*Brief*. Pick out each line with the word "opportunity" from the material that follows.

*Dataset excerpts*.
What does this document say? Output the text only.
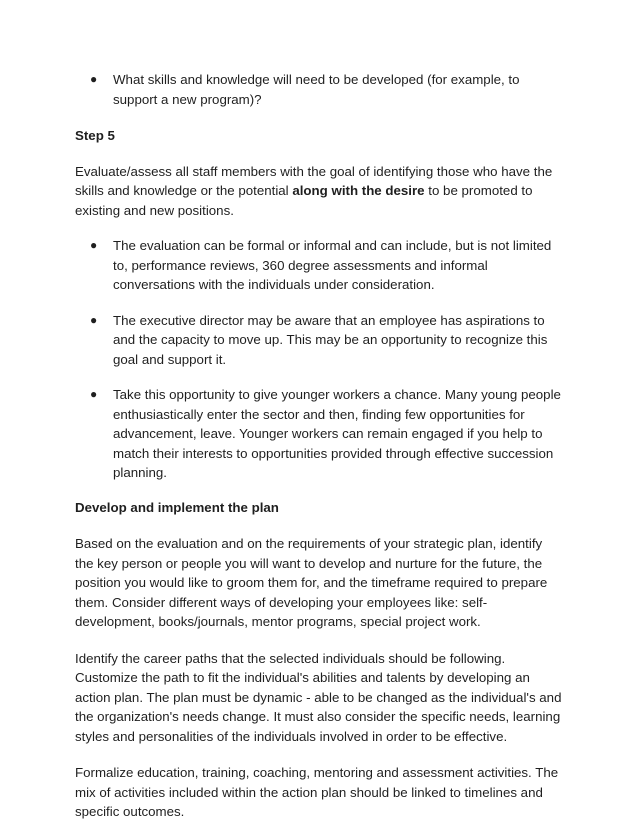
● What skills and knowledge will need to be developed (for example, to support a new program)?

Step 5

Evaluate/assess all staff members with the goal of identifying those who have the skills and knowledge or the potential along with the desire to be promoted to existing and new positions.

● The evaluation can be formal or informal and can include, but is not limited to, performance reviews, 360 degree assessments and informal conversations with the individuals under consideration.
● The executive director may be aware that an employee has aspirations to and the capacity to move up. This may be an opportunity to recognize this goal and support it.
● Take this opportunity to give younger workers a chance. Many young people enthusiastically enter the sector and then, finding few opportunities for advancement, leave. Younger workers can remain engaged if you help to match their interests to opportunities provided through effective succession planning.

Develop and implement the plan

Based on the evaluation and on the requirements of your strategic plan, identify the key person or people you will want to develop and nurture for the future, the position you would like to groom them for, and the timeframe required to prepare them. Consider different ways of developing your employees like: self-development, books/journals, mentor programs, special project work.

Identify the career paths that the selected individuals should be following. Customize the path to fit the individual's abilities and talents by developing an action plan. The plan must be dynamic - able to be changed as the individual's and the organization's needs change. It must also consider the specific needs, learning styles and personalities of the individuals involved in order to be effective.

Formalize education, training, coaching, mentoring and assessment activities. The mix of activities included within the action plan should be linked to timelines and specific outcomes.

*Response to the exercise*.
● The executive director may be aware that an employee has aspirations to and the capacity to move up. This may be an opportunity to recognize this goal and support it.
● Take this opportunity to give younger workers a chance. Many young people enthusiastically enter the sector and then, finding few opportunities for advancement, leave. Younger workers can remain engaged if you help to match their interests to opportunities provided through effective succession planning.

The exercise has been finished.